## [Task]
Word for word, copy all the data and drop the pictures.

[start Dataset records]

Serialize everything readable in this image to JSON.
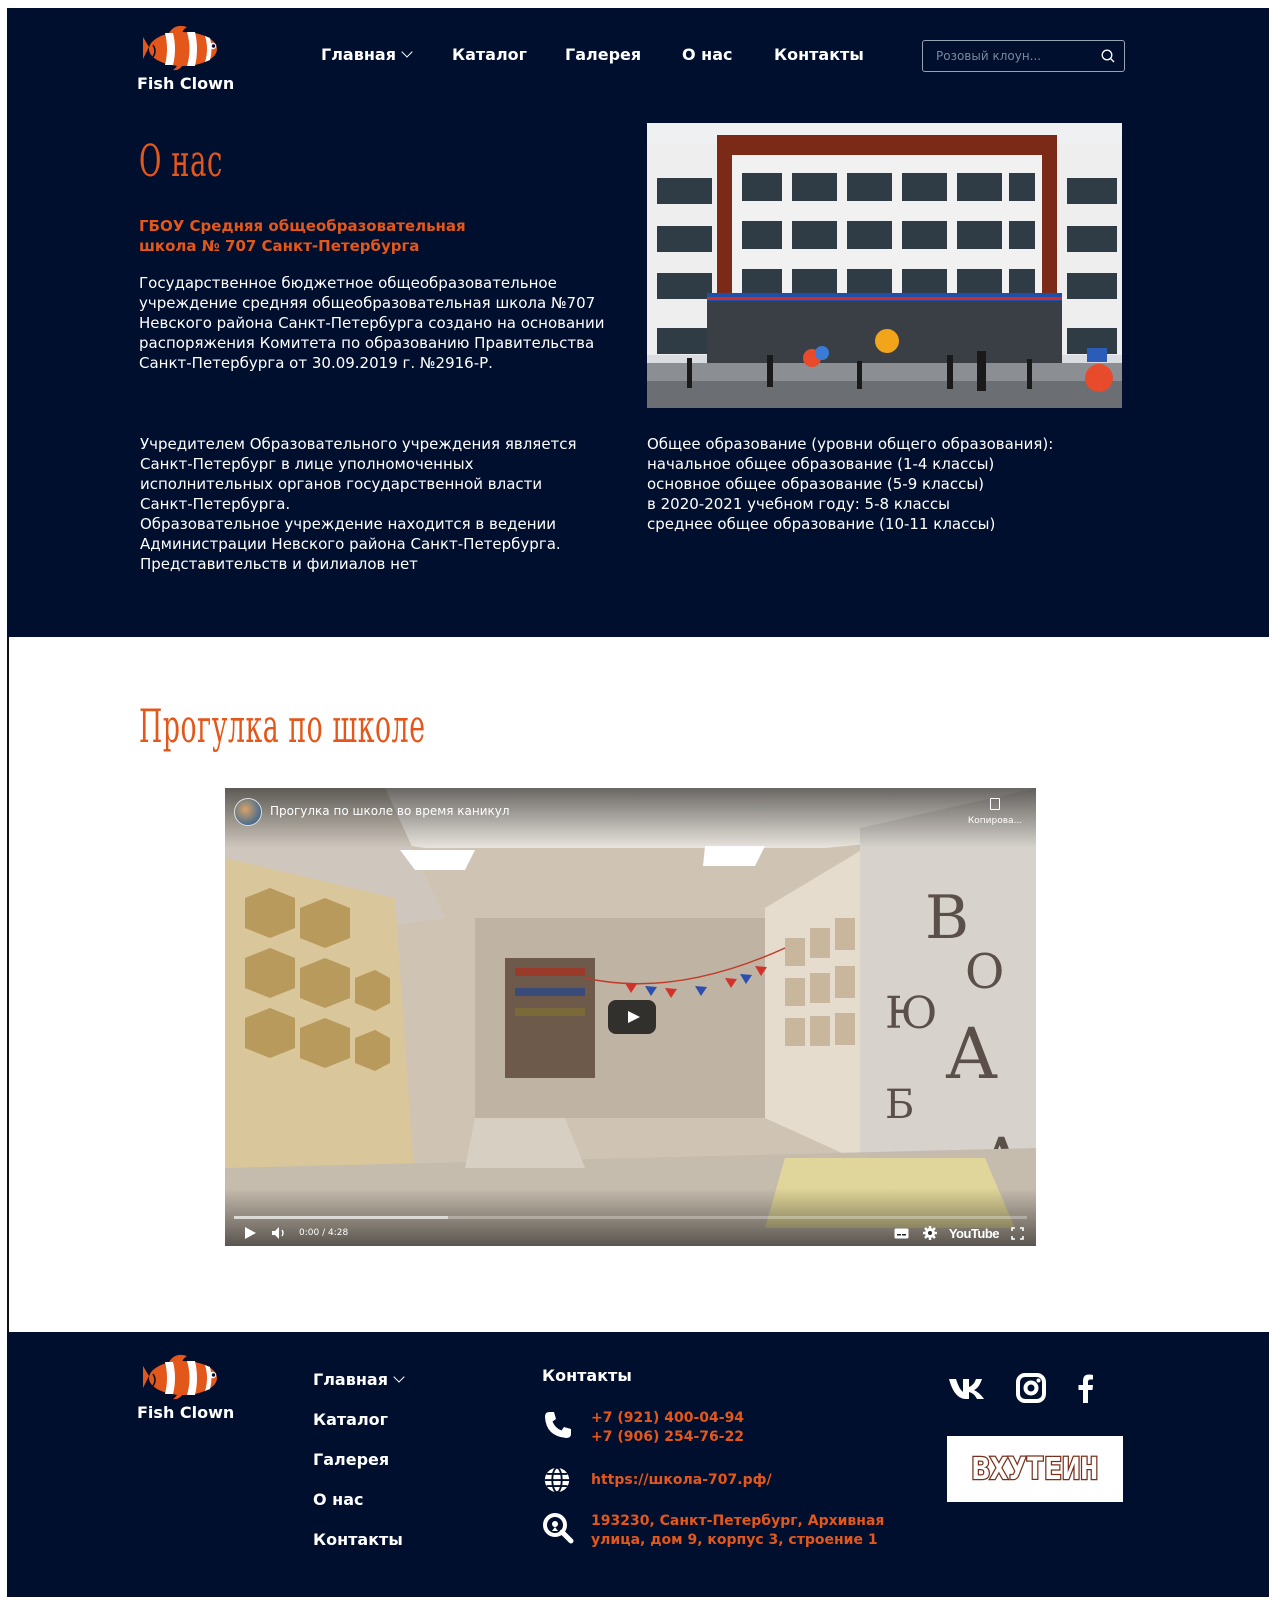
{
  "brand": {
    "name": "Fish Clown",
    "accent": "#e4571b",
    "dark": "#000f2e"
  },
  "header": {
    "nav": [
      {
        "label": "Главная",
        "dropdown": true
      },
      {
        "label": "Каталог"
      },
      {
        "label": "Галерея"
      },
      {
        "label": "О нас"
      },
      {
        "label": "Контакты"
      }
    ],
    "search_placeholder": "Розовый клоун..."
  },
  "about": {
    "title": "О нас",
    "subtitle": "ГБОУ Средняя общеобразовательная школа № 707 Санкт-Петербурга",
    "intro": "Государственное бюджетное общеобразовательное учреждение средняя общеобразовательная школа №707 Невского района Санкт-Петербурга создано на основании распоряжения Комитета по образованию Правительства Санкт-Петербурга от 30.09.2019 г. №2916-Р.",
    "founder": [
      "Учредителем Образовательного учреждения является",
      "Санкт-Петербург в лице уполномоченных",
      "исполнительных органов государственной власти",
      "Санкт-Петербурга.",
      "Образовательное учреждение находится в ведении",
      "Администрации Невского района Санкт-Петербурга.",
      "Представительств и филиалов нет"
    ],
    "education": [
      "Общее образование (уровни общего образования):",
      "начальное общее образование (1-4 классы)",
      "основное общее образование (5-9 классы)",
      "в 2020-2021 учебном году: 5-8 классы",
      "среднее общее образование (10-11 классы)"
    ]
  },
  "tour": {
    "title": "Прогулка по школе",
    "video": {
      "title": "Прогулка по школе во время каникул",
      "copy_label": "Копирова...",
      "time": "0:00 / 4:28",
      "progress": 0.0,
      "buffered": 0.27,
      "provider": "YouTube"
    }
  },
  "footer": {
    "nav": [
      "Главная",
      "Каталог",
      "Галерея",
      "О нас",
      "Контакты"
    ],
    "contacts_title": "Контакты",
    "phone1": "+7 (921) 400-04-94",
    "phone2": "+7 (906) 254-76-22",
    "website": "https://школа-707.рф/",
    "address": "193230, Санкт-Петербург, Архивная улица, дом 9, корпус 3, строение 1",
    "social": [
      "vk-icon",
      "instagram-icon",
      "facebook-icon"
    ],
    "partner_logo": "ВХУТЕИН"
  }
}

[end Dataset records]

## [Problem solution]
Serialize everything readable in this image to JSON.
{
  "brand": {
    "name": "Fish Clown",
    "accent": "#e4571b",
    "dark": "#000f2e"
  },
  "header": {
    "nav": [
      {
        "label": "Главная",
        "dropdown": true
      },
      {
        "label": "Каталог"
      },
      {
        "label": "Галерея"
      },
      {
        "label": "О нас"
      },
      {
        "label": "Контакты"
      }
    ],
    "search_placeholder": "Розовый клоун..."
  },
  "about": {
    "title": "О нас",
    "subtitle": "ГБОУ Средняя общеобразовательная школа № 707 Санкт-Петербурга",
    "intro": "Государственное бюджетное общеобразовательное учреждение средняя общеобразовательная школа №707 Невского района Санкт-Петербурга создано на основании распоряжения Комитета по образованию Правительства Санкт-Петербурга от 30.09.2019 г. №2916-Р.",
    "founder": [
      "Учредителем Образовательного учреждения является",
      "Санкт-Петербург в лице уполномоченных",
      "исполнительных органов государственной власти",
      "Санкт-Петербурга.",
      "Образовательное учреждение находится в ведении",
      "Администрации Невского района Санкт-Петербурга.",
      "Представительств и филиалов нет"
    ],
    "education": [
      "Общее образование (уровни общего образования):",
      "начальное общее образование (1-4 классы)",
      "основное общее образование (5-9 классы)",
      "в 2020-2021 учебном году: 5-8 классы",
      "среднее общее образование (10-11 классы)"
    ]
  },
  "tour": {
    "title": "Прогулка по школе",
    "video": {
      "title": "Прогулка по школе во время каникул",
      "copy_label": "Копирова...",
      "time": "0:00 / 4:28",
      "progress": 0.0,
      "buffered": 0.27,
      "provider": "YouTube"
    }
  },
  "footer": {
    "nav": [
      "Главная",
      "Каталог",
      "Галерея",
      "О нас",
      "Контакты"
    ],
    "contacts_title": "Контакты",
    "phone1": "+7 (921) 400-04-94",
    "phone2": "+7 (906) 254-76-22",
    "website": "https://школа-707.рф/",
    "address": "193230, Санкт-Петербург, Архивная улица, дом 9, корпус 3, строение 1",
    "social": [
      "vk-icon",
      "instagram-icon",
      "facebook-icon"
    ],
    "partner_logo": "ВХУТЕИН"
  }
}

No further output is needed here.